## Dataset extract:
********
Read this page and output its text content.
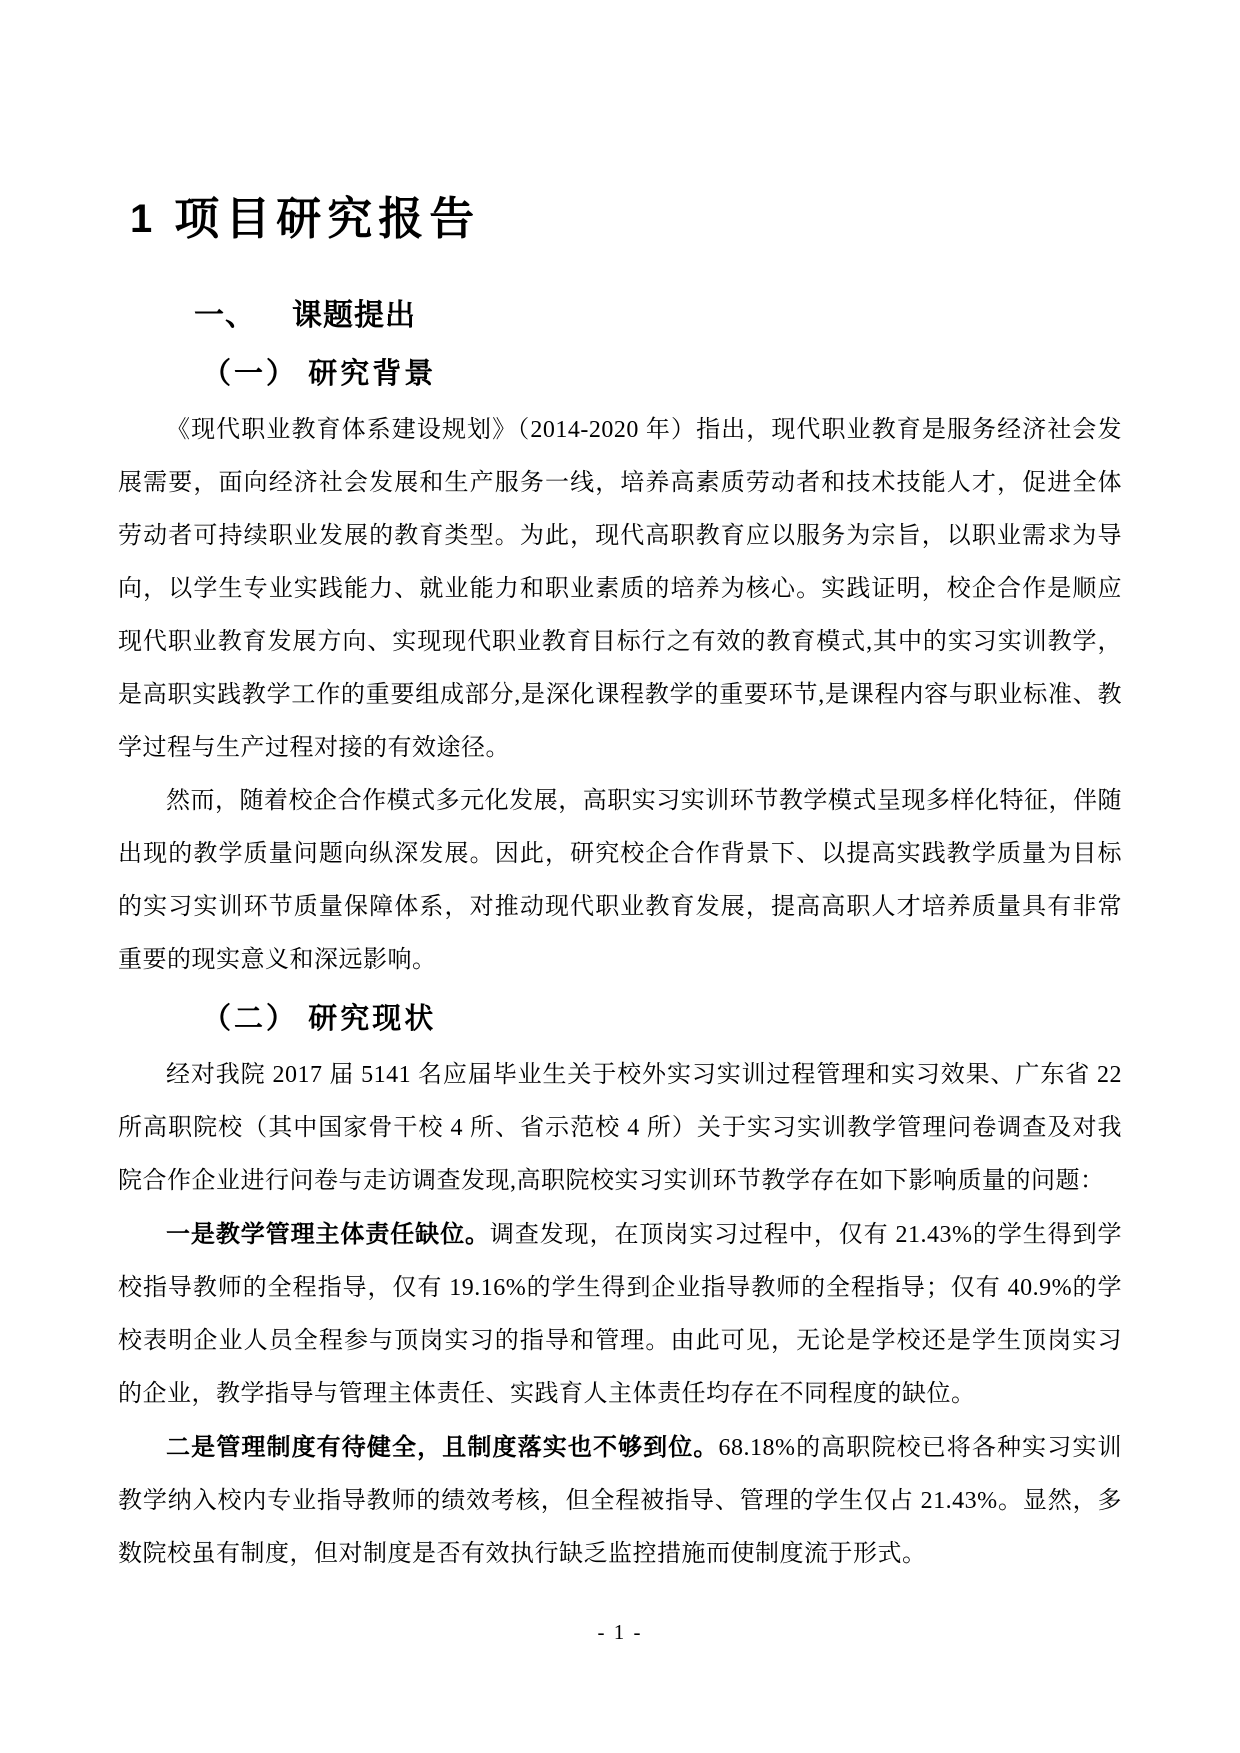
1 项目研究报告
一、 课题提出
（一） 研究背景

《现代职业教育体系建设规划》（2014-2020 年）指出，现代职业教育是服务经济社会发展需要，面向经济社会发展和生产服务一线，培养高素质劳动者和技术技能人才，促进全体劳动者可持续职业发展的教育类型。为此，现代高职教育应以服务为宗旨，以职业需求为导向，以学生专业实践能力、就业能力和职业素质的培养为核心。实践证明，校企合作是顺应现代职业教育发展方向、实现现代职业教育目标行之有效的教育模式,其中的实习实训教学，是高职实践教学工作的重要组成部分,是深化课程教学的重要环节,是课程内容与职业标准、教学过程与生产过程对接的有效途径。

然而，随着校企合作模式多元化发展，高职实习实训环节教学模式呈现多样化特征，伴随出现的教学质量问题向纵深发展。因此，研究校企合作背景下、以提高实践教学质量为目标的实习实训环节质量保障体系，对推动现代职业教育发展，提高高职人才培养质量具有非常重要的现实意义和深远影响。

（二） 研究现状

经对我院 2017 届 5141 名应届毕业生关于校外实习实训过程管理和实习效果、广东省 22 所高职院校（其中国家骨干校 4 所、省示范校 4 所）关于实习实训教学管理问卷调查及对我院合作企业进行问卷与走访调查发现,高职院校实习实训环节教学存在如下影响质量的问题：

一是教学管理主体责任缺位。调查发现，在顶岗实习过程中，仅有 21.43%的学生得到学校指导教师的全程指导，仅有 19.16%的学生得到企业指导教师的全程指导；仅有 40.9%的学校表明企业人员全程参与顶岗实习的指导和管理。由此可见，无论是学校还是学生顶岗实习的企业，教学指导与管理主体责任、实践育人主体责任均存在不同程度的缺位。

二是管理制度有待健全，且制度落实也不够到位。68.18%的高职院校已将各种实习实训教学纳入校内专业指导教师的绩效考核，但全程被指导、管理的学生仅占 21.43%。显然，多数院校虽有制度，但对制度是否有效执行缺乏监控措施而使制度流于形式。

- 1 -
********
## Job:
Drop the pictures and reproduce the rest of the entries above exactly.

## Problem solution:
Read this page and output its text content.
1 项目研究报告
一、 课题提出
（一） 研究背景

《现代职业教育体系建设规划》（2014-2020 年）指出，现代职业教育是服务经济社会发展需要，面向经济社会发展和生产服务一线，培养高素质劳动者和技术技能人才，促进全体劳动者可持续职业发展的教育类型。为此，现代高职教育应以服务为宗旨，以职业需求为导向，以学生专业实践能力、就业能力和职业素质的培养为核心。实践证明，校企合作是顺应现代职业教育发展方向、实现现代职业教育目标行之有效的教育模式,其中的实习实训教学，是高职实践教学工作的重要组成部分,是深化课程教学的重要环节,是课程内容与职业标准、教学过程与生产过程对接的有效途径。

然而，随着校企合作模式多元化发展，高职实习实训环节教学模式呈现多样化特征，伴随出现的教学质量问题向纵深发展。因此，研究校企合作背景下、以提高实践教学质量为目标的实习实训环节质量保障体系，对推动现代职业教育发展，提高高职人才培养质量具有非常重要的现实意义和深远影响。

（二） 研究现状

经对我院 2017 届 5141 名应届毕业生关于校外实习实训过程管理和实习效果、广东省 22 所高职院校（其中国家骨干校 4 所、省示范校 4 所）关于实习实训教学管理问卷调查及对我院合作企业进行问卷与走访调查发现,高职院校实习实训环节教学存在如下影响质量的问题：

一是教学管理主体责任缺位。调查发现，在顶岗实习过程中，仅有 21.43%的学生得到学校指导教师的全程指导，仅有 19.16%的学生得到企业指导教师的全程指导；仅有 40.9%的学校表明企业人员全程参与顶岗实习的指导和管理。由此可见，无论是学校还是学生顶岗实习的企业，教学指导与管理主体责任、实践育人主体责任均存在不同程度的缺位。

二是管理制度有待健全，且制度落实也不够到位。68.18%的高职院校已将各种实习实训教学纳入校内专业指导教师的绩效考核，但全程被指导、管理的学生仅占 21.43%。显然，多数院校虽有制度，但对制度是否有效执行缺乏监控措施而使制度流于形式。

- 1 -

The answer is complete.